REQUIRED WORK.
Count the lines that hold the string "ekonomikoak". Reply with the number alone.

INPUT RECORDS.
────────────────────────────────────────
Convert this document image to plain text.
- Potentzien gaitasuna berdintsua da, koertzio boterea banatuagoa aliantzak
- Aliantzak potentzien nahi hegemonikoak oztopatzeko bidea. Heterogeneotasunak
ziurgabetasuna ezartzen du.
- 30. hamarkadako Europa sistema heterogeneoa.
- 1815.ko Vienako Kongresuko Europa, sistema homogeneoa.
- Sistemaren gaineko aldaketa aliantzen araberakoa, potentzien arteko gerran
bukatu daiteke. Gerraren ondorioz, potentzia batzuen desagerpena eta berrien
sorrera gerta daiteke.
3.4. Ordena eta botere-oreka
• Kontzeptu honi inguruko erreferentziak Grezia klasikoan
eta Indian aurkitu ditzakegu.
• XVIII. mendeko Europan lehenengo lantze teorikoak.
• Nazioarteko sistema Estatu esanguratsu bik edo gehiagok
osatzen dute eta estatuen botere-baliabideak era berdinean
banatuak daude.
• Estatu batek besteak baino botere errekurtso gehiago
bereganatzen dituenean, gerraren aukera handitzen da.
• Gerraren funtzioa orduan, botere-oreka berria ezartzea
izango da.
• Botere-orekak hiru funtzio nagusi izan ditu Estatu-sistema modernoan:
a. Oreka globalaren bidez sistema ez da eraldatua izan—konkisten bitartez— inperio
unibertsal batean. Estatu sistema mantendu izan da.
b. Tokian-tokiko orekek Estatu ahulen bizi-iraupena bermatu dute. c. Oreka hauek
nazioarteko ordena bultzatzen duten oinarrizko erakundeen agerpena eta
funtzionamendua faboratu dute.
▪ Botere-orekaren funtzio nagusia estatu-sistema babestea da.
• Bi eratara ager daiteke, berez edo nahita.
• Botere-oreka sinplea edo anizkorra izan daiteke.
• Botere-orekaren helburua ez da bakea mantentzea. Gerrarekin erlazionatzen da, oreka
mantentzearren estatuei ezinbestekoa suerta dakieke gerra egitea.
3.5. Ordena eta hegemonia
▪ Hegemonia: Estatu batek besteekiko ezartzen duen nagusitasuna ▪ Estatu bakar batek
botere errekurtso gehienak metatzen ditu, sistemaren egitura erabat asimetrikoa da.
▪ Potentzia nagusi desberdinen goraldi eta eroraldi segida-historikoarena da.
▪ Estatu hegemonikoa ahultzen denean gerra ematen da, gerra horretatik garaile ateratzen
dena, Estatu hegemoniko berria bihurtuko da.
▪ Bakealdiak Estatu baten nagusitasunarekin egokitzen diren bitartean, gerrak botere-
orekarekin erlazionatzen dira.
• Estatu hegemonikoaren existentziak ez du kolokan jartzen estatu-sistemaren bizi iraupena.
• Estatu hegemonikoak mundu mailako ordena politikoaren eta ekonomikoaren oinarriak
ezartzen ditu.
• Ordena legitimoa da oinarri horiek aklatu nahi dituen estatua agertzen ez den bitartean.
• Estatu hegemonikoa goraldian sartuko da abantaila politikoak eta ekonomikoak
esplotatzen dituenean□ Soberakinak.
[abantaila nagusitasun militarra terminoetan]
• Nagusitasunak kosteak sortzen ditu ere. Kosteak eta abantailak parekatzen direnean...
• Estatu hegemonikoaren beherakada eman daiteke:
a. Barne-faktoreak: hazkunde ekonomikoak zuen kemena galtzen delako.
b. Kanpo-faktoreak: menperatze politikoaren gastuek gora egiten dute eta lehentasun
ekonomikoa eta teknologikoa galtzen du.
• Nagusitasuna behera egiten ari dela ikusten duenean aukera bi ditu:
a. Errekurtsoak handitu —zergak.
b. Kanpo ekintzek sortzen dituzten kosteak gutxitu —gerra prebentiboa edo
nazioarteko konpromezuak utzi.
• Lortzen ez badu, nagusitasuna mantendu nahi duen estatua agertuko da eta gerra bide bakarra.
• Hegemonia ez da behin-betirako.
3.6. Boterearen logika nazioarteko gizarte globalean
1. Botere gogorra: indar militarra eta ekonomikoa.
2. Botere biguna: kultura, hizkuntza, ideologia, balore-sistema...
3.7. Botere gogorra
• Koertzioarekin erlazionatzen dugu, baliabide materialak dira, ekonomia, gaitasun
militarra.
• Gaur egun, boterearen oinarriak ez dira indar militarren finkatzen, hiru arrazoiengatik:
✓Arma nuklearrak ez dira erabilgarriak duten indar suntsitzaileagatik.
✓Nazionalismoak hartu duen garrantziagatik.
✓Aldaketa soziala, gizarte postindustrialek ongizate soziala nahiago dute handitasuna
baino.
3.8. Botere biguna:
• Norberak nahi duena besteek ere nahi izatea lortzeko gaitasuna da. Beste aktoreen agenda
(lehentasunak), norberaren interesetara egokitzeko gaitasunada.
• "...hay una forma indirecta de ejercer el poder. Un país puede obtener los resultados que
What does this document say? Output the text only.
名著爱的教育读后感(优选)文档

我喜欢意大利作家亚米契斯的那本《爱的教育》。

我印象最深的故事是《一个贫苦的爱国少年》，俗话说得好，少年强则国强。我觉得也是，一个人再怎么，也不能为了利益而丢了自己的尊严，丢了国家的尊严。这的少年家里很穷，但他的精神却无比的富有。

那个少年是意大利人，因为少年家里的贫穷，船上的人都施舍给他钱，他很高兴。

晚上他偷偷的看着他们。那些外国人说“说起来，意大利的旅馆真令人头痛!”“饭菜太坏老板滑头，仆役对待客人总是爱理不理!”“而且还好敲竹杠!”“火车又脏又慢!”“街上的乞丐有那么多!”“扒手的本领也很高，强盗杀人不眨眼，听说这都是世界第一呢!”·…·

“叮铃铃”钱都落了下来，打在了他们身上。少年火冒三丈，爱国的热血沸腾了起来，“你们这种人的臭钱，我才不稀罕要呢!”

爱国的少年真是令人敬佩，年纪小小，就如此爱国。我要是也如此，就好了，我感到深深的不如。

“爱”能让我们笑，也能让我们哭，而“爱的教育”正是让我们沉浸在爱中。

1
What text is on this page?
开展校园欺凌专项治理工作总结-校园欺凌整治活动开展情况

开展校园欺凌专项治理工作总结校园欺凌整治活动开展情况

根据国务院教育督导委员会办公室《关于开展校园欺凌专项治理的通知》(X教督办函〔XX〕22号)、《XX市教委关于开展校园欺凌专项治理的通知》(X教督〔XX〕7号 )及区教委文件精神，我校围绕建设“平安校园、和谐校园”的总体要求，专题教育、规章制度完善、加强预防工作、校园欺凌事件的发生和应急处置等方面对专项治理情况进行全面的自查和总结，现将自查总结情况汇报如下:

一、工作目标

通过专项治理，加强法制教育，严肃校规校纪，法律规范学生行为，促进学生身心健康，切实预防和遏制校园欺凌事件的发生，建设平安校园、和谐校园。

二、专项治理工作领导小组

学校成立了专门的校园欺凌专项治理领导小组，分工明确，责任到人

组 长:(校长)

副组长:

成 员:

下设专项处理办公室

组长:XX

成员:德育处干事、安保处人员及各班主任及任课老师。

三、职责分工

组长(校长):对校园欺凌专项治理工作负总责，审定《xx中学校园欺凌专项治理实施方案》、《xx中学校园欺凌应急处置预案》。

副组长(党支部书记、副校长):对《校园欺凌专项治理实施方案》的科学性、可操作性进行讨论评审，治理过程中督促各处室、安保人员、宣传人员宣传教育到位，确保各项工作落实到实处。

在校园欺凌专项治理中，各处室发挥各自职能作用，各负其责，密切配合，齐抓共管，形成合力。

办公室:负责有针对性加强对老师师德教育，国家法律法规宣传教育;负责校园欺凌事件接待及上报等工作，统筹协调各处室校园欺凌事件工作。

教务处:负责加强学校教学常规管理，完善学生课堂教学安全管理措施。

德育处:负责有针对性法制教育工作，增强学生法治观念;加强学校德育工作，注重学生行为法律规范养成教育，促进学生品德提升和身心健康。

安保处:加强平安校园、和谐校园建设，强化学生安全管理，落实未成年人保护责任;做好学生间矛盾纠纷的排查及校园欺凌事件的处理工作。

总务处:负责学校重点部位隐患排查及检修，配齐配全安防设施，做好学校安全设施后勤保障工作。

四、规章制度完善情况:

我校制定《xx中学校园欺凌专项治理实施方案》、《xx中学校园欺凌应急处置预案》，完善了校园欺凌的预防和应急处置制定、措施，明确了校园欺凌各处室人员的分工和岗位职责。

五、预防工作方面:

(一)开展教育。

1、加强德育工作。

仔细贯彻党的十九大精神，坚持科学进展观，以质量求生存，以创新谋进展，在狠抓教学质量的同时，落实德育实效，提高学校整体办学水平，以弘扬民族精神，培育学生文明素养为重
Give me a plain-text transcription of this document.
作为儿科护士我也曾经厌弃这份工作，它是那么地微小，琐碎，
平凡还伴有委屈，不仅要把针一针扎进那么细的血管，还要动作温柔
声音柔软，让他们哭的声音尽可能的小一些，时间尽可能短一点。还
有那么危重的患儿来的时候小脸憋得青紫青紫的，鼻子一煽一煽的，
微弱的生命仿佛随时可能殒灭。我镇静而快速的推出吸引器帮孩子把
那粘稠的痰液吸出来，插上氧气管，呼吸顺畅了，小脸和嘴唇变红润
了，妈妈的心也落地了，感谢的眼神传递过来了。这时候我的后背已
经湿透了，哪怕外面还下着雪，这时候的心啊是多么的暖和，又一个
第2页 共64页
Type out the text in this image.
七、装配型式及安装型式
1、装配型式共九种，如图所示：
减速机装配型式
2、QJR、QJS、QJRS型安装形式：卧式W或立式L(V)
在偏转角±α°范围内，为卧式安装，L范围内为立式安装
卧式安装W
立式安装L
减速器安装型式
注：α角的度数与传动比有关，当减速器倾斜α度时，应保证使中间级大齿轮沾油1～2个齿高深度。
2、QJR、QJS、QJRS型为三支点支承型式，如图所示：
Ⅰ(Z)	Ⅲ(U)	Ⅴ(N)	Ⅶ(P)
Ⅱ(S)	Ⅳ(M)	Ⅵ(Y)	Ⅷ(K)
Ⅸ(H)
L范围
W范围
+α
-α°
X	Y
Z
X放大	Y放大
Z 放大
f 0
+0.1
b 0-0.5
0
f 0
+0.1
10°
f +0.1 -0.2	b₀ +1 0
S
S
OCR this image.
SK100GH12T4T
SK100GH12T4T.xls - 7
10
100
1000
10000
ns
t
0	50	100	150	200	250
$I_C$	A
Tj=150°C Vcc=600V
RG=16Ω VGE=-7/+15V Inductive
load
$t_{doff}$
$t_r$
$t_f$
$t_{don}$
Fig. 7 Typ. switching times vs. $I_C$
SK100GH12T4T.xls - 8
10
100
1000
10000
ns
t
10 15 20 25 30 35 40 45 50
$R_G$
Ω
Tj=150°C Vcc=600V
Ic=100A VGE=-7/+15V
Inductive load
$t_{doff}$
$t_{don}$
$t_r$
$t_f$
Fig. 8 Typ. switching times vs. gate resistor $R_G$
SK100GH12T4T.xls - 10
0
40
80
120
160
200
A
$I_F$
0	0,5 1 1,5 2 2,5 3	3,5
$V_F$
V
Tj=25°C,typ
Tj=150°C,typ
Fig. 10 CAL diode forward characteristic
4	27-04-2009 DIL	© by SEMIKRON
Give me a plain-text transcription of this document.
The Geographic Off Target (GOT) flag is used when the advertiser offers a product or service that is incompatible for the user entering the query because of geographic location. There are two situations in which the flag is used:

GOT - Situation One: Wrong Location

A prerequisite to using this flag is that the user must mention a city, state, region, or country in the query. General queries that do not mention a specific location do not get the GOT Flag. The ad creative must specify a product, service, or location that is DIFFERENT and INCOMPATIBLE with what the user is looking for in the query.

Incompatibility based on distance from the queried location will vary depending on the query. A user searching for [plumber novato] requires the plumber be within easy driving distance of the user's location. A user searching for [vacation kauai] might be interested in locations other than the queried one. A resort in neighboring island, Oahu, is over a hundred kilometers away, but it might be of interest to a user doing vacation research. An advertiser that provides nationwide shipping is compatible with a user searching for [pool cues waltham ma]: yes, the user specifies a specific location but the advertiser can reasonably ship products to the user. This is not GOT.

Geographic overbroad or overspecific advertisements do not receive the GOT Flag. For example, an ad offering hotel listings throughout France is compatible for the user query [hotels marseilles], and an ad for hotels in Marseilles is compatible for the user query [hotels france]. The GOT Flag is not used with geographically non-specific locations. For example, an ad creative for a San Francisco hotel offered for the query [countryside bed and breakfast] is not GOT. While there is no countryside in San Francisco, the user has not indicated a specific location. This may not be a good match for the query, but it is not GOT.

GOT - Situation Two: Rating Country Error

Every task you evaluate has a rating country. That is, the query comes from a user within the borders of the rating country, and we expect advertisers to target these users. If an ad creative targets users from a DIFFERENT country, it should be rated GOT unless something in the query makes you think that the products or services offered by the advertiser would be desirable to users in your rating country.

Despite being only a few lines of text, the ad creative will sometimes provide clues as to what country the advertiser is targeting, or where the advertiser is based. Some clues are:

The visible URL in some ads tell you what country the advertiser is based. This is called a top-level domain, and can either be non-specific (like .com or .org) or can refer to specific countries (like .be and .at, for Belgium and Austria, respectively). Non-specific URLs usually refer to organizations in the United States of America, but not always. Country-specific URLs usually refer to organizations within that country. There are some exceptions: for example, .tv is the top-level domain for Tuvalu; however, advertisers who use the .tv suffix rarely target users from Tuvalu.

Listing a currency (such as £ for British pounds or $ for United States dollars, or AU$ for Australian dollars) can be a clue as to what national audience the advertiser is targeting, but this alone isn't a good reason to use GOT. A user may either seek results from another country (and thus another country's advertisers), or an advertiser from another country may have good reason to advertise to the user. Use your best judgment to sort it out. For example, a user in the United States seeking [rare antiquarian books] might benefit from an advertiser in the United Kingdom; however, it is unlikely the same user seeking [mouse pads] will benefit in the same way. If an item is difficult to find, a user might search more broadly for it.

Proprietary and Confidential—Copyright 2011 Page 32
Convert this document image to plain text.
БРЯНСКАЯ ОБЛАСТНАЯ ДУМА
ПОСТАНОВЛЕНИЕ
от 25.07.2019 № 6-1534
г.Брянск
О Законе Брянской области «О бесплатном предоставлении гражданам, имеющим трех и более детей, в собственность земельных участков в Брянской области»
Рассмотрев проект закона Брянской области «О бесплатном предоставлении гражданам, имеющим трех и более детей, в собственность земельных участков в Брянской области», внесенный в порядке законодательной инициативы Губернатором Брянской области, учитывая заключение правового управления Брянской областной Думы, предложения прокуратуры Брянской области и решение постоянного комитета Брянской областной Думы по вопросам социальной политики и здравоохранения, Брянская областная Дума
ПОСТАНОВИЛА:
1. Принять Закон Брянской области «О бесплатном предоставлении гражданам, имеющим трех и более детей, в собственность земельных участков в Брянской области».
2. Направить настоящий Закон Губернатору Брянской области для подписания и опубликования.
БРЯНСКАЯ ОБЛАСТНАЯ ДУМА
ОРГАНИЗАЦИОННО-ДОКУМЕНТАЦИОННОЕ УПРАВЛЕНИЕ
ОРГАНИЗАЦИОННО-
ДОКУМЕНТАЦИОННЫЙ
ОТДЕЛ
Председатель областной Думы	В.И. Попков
────────────────────────────────────────
REPLY.
2